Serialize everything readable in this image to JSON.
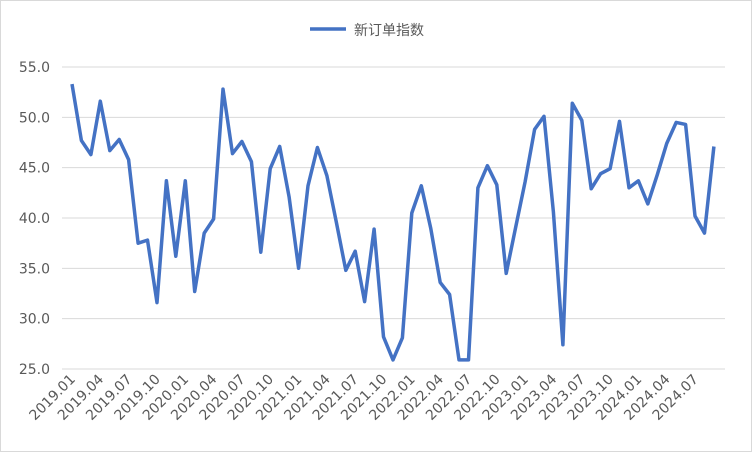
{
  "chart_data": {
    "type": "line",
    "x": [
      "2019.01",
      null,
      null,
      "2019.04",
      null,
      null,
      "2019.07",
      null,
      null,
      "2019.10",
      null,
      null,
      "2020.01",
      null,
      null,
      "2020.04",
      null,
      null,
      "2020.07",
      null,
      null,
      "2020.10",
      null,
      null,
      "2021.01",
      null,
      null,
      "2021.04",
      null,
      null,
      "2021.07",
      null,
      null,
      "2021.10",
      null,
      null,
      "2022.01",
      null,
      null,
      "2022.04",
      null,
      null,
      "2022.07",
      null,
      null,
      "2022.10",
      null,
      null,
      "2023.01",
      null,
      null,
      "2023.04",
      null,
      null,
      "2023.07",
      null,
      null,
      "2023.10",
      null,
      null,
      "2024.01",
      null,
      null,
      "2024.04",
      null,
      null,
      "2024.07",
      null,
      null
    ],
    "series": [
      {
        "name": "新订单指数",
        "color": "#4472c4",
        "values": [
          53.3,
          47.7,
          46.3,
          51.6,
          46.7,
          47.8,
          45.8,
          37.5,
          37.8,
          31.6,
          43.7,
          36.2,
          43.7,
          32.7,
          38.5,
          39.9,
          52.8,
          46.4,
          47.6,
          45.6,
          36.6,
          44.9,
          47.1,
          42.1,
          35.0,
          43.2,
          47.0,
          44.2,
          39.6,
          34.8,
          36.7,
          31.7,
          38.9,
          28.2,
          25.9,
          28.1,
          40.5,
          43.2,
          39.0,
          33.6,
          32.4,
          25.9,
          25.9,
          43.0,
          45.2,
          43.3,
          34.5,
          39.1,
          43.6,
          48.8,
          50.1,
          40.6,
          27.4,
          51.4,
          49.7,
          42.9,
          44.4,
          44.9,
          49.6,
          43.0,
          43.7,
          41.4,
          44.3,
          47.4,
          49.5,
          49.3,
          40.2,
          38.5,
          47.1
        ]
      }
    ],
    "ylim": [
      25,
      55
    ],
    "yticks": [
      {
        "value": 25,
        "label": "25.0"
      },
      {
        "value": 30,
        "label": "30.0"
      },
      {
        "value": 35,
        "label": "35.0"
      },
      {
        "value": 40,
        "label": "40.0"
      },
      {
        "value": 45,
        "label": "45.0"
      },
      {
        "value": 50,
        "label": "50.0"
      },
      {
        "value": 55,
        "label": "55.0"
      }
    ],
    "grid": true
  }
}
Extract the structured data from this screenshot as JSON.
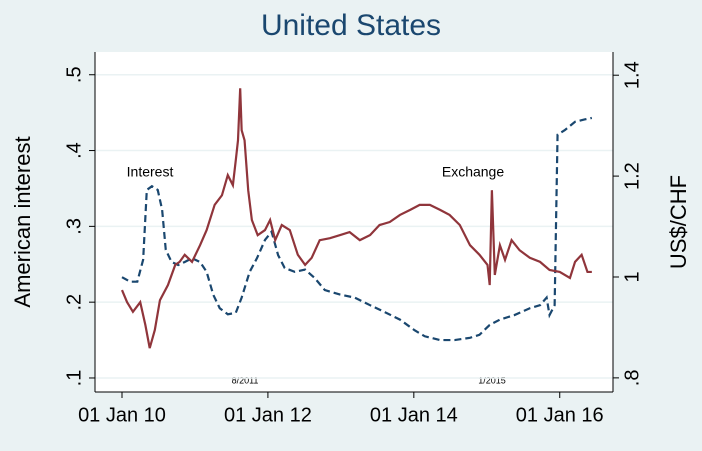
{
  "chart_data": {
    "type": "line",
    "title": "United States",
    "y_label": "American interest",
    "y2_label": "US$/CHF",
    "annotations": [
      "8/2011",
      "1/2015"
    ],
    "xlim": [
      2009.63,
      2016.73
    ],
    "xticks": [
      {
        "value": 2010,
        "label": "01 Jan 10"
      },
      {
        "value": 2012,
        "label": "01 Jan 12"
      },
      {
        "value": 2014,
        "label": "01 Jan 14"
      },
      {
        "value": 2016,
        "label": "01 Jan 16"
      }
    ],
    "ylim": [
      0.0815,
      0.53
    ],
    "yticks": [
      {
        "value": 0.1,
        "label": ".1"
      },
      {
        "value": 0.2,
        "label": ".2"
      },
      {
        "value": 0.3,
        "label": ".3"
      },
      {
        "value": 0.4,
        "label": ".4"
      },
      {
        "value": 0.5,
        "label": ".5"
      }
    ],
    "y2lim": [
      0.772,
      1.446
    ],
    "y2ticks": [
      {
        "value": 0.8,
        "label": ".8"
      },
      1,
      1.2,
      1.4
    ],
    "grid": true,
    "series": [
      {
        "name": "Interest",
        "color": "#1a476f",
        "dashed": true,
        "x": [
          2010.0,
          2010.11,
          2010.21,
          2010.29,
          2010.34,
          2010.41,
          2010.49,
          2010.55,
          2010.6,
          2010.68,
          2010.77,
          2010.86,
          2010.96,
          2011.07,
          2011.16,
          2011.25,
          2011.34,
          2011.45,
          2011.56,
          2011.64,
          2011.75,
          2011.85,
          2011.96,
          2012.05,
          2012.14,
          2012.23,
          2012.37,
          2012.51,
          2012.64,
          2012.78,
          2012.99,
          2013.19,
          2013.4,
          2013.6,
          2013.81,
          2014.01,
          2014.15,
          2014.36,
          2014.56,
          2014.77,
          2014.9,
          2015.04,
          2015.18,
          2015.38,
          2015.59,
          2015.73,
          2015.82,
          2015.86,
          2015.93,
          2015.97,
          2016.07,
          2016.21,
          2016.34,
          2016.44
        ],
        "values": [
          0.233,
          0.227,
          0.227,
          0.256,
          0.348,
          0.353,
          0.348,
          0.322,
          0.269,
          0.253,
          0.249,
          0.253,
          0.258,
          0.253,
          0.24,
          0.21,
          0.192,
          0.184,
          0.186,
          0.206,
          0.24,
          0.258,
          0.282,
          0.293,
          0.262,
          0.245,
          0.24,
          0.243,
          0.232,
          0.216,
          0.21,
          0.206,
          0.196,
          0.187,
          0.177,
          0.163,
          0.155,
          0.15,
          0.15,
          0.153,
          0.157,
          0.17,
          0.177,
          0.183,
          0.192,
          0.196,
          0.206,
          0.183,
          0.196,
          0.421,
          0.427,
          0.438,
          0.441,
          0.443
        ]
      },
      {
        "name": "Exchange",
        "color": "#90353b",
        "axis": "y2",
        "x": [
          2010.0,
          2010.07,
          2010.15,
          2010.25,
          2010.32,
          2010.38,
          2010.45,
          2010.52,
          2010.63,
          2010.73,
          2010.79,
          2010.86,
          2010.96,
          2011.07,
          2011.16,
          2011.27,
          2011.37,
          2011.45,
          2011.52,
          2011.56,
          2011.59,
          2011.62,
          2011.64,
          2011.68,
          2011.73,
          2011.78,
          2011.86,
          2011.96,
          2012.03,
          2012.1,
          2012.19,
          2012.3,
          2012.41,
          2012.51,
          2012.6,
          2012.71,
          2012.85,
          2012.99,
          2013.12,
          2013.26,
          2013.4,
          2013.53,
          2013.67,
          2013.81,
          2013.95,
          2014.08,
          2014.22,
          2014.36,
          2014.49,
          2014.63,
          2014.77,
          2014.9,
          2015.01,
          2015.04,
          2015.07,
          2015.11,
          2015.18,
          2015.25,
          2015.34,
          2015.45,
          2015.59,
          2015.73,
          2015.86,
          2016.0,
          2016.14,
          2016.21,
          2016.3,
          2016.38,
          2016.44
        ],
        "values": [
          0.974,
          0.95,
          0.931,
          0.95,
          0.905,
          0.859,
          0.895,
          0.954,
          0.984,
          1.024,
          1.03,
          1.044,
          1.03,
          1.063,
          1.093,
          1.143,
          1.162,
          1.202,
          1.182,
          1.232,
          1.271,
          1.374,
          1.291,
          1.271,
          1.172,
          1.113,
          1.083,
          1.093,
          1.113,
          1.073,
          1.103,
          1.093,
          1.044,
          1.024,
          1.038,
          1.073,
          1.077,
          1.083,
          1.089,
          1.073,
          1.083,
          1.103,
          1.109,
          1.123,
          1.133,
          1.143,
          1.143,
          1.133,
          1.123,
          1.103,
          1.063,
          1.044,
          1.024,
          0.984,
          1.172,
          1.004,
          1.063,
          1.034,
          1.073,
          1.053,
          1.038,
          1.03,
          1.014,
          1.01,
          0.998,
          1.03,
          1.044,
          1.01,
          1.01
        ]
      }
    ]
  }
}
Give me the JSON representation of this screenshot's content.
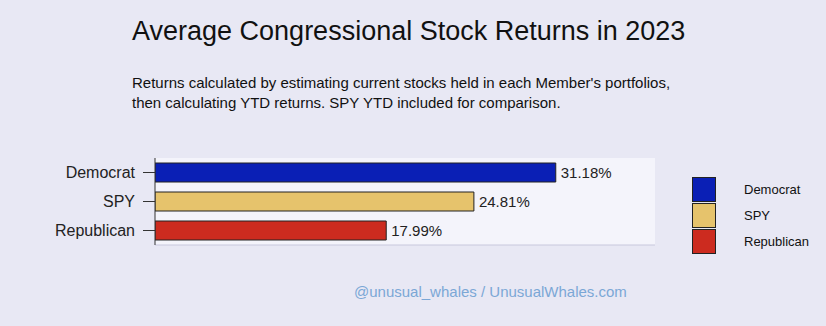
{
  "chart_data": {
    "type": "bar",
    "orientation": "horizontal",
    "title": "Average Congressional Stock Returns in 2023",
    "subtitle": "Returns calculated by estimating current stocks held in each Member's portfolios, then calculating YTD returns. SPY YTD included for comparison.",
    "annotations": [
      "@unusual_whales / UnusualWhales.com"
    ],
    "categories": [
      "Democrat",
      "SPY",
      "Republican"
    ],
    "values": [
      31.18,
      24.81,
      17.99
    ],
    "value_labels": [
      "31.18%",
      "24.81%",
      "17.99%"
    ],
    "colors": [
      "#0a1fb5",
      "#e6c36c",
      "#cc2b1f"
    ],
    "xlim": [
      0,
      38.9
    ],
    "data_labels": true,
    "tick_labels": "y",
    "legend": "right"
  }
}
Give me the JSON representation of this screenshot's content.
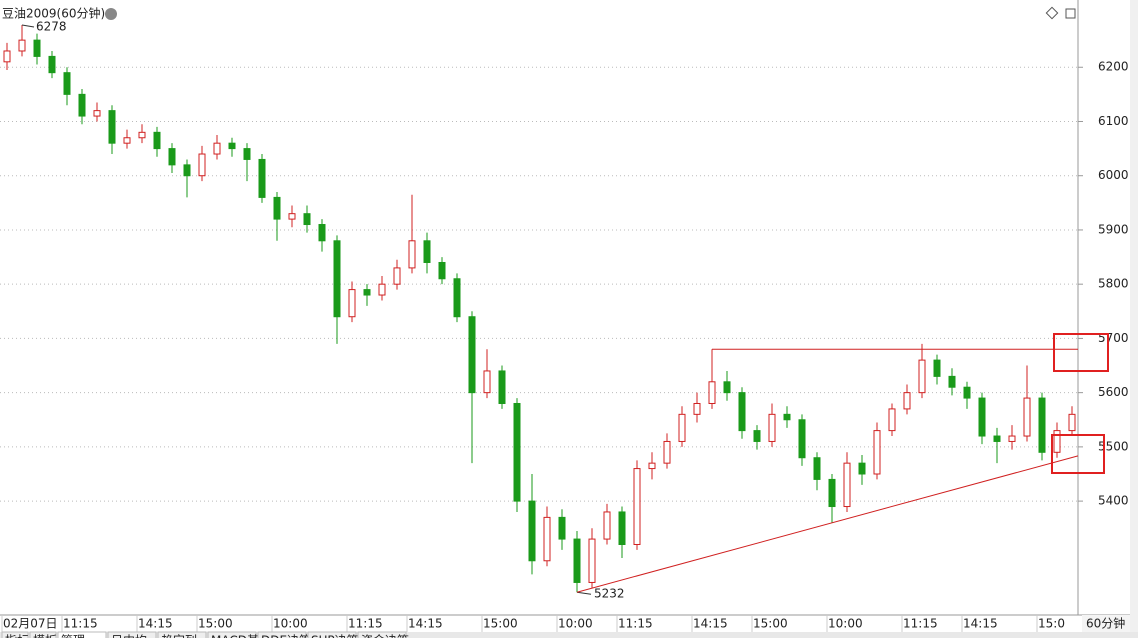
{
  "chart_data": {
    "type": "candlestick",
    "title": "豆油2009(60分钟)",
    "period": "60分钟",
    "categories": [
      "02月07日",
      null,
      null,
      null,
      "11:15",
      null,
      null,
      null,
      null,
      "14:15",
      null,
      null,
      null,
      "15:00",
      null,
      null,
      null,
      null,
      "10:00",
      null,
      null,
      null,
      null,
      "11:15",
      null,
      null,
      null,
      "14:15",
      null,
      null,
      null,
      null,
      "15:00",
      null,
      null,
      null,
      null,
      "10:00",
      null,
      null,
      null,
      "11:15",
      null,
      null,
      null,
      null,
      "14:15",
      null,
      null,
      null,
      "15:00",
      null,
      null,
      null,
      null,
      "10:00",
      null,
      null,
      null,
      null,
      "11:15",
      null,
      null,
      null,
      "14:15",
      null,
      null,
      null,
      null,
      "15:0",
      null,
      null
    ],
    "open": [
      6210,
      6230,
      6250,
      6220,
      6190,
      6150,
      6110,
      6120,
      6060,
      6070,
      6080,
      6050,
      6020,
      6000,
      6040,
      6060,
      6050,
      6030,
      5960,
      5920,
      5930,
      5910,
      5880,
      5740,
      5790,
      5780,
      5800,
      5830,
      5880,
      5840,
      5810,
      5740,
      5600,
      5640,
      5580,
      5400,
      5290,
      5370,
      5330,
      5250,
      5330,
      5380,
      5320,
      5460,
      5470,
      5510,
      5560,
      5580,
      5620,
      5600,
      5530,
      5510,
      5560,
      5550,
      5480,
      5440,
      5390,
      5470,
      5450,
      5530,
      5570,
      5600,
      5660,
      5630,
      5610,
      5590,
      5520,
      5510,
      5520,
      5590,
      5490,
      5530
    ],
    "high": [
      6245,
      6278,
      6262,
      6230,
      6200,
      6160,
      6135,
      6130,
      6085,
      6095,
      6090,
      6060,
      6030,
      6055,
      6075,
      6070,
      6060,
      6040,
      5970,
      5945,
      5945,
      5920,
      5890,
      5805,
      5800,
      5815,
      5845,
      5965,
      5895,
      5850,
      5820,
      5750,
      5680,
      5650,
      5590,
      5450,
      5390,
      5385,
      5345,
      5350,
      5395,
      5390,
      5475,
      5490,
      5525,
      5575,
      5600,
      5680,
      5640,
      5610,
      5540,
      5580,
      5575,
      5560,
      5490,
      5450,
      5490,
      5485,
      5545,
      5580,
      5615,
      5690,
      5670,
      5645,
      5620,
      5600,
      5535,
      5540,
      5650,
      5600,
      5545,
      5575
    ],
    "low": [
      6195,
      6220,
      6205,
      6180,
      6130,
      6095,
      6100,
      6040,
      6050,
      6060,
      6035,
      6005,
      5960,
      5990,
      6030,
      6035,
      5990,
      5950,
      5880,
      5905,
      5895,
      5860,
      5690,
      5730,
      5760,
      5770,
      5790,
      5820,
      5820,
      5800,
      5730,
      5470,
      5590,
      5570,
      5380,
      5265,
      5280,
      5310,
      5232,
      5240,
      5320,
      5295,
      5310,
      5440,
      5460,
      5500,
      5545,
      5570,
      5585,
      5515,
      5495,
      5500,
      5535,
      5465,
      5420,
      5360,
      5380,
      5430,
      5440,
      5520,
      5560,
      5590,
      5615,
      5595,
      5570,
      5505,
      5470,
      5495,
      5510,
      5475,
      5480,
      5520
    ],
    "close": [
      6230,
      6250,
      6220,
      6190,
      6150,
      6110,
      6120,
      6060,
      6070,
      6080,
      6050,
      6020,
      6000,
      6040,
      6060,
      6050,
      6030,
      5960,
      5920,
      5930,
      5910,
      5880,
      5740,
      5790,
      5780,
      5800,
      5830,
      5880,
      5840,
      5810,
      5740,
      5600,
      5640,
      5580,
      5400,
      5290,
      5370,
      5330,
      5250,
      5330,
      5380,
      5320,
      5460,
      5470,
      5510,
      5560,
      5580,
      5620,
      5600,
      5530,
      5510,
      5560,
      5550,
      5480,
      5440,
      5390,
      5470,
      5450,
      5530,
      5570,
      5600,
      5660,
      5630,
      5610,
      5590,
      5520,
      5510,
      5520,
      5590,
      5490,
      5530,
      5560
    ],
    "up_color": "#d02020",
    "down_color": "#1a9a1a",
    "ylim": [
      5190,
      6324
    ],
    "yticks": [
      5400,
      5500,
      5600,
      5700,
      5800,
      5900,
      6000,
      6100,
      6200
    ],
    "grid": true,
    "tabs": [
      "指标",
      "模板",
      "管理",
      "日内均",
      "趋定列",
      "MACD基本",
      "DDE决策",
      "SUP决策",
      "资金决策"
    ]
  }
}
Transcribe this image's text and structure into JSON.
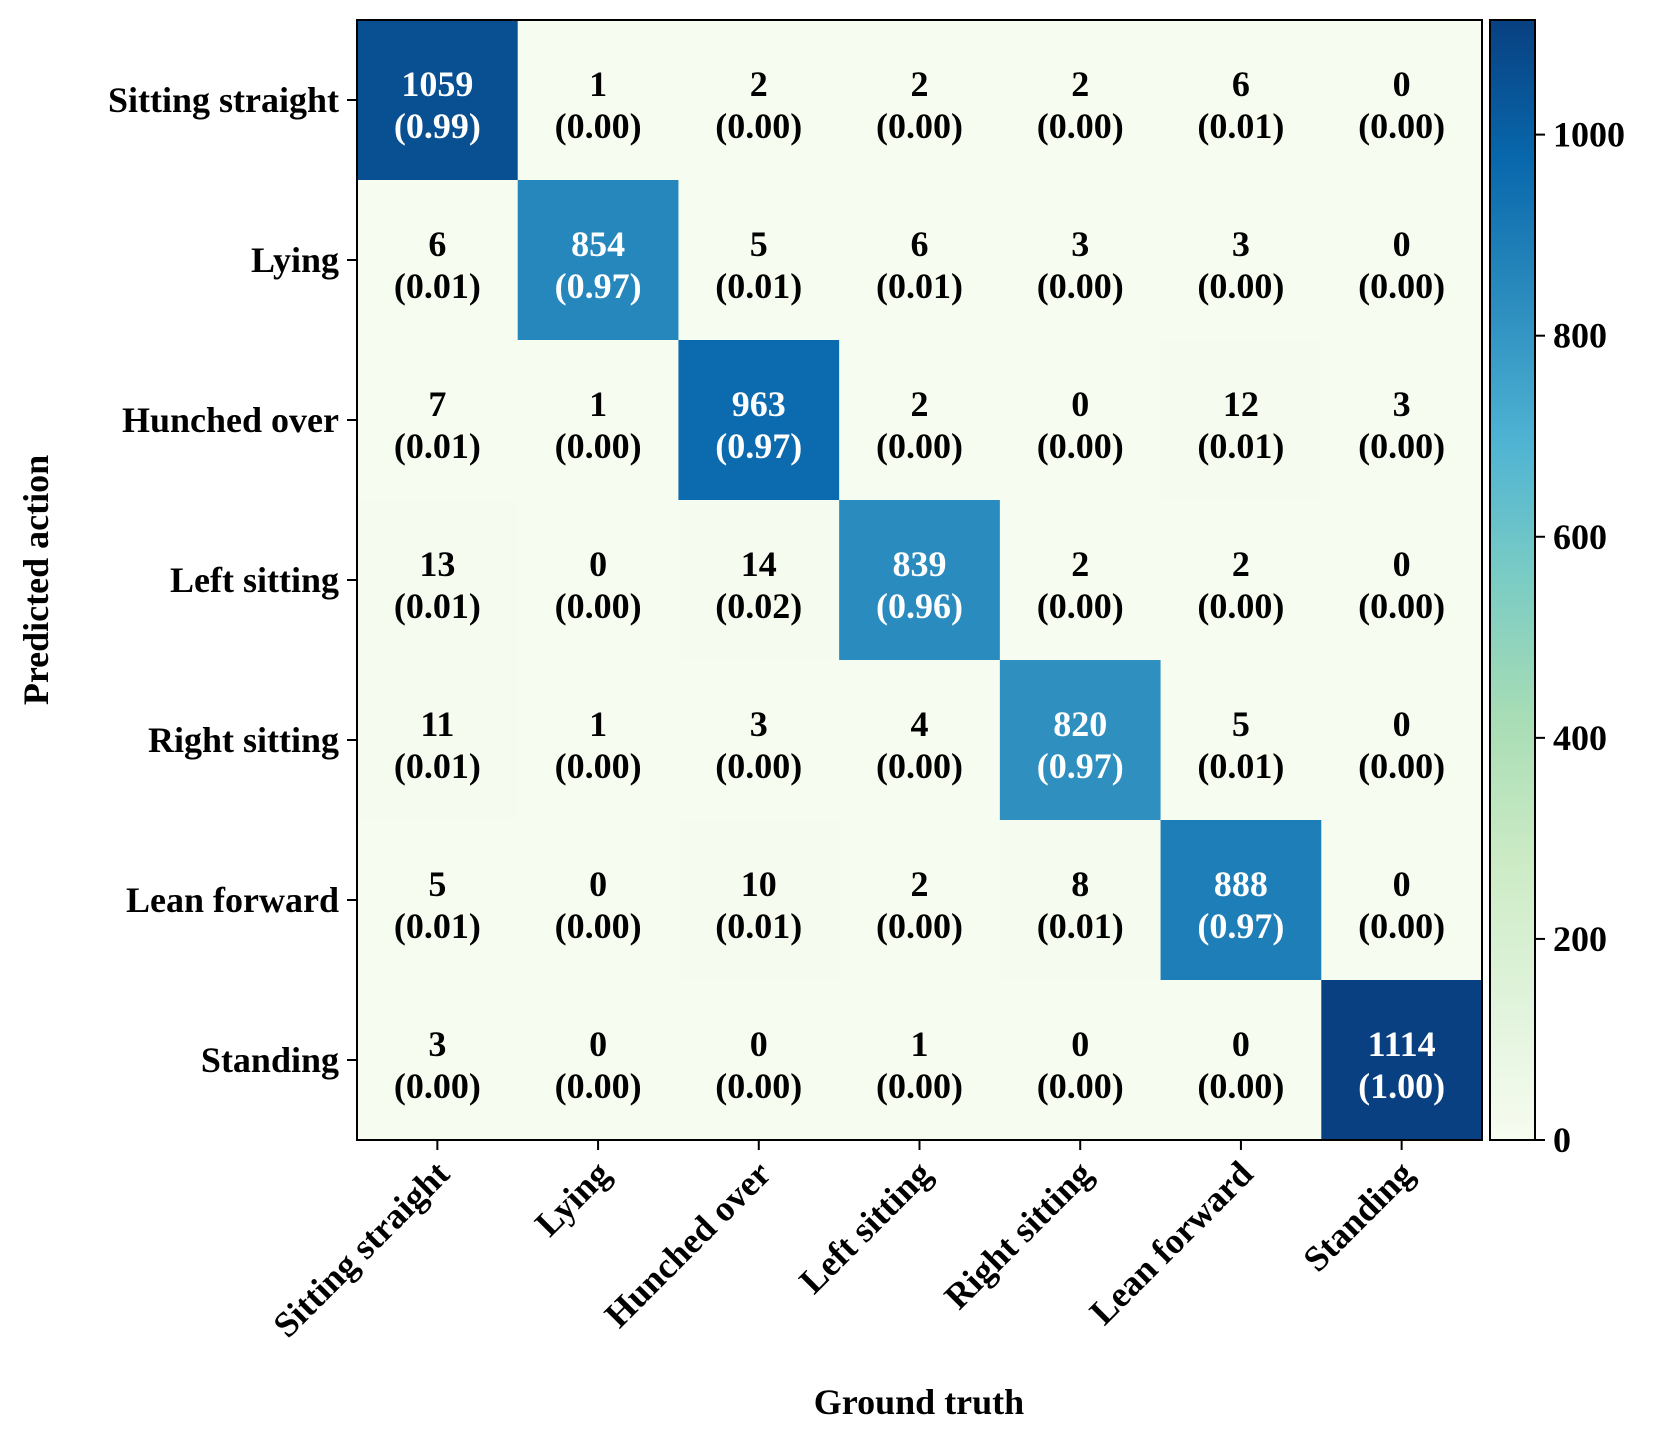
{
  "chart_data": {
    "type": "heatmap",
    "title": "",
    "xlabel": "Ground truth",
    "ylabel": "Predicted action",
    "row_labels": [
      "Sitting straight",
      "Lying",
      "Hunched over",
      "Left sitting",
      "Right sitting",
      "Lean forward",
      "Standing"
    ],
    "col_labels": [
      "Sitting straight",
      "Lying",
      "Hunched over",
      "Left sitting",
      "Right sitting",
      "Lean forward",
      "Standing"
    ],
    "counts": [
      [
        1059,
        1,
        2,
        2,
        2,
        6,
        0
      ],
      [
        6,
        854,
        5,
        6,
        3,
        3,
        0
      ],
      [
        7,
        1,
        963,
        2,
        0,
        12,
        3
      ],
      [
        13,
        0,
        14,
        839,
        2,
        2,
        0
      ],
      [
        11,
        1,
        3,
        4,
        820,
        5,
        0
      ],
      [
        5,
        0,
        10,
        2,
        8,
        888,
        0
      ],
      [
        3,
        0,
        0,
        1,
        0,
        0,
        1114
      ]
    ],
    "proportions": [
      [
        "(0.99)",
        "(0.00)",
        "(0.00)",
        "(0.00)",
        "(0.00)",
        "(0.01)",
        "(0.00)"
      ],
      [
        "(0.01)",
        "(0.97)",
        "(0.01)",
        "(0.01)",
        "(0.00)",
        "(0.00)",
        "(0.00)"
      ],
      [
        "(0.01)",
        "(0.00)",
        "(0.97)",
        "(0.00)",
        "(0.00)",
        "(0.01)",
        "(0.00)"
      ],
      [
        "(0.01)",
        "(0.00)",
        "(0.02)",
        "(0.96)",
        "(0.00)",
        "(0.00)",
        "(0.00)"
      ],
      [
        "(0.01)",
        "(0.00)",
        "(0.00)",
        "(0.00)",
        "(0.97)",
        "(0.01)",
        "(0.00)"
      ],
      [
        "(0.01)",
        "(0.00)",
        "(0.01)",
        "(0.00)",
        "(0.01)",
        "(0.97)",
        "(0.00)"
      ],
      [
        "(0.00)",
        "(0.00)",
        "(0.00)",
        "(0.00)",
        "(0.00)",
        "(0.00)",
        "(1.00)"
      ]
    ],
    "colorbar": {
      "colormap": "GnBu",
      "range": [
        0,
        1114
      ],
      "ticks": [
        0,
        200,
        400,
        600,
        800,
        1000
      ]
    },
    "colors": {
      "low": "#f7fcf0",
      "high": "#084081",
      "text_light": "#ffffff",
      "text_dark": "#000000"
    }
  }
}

————————

» Exercise task: Return from the data every line that holds "image".

» Expected answer:
Serialize everything readable in this image to JSON.
Transcribe this image's text and structure into JSON.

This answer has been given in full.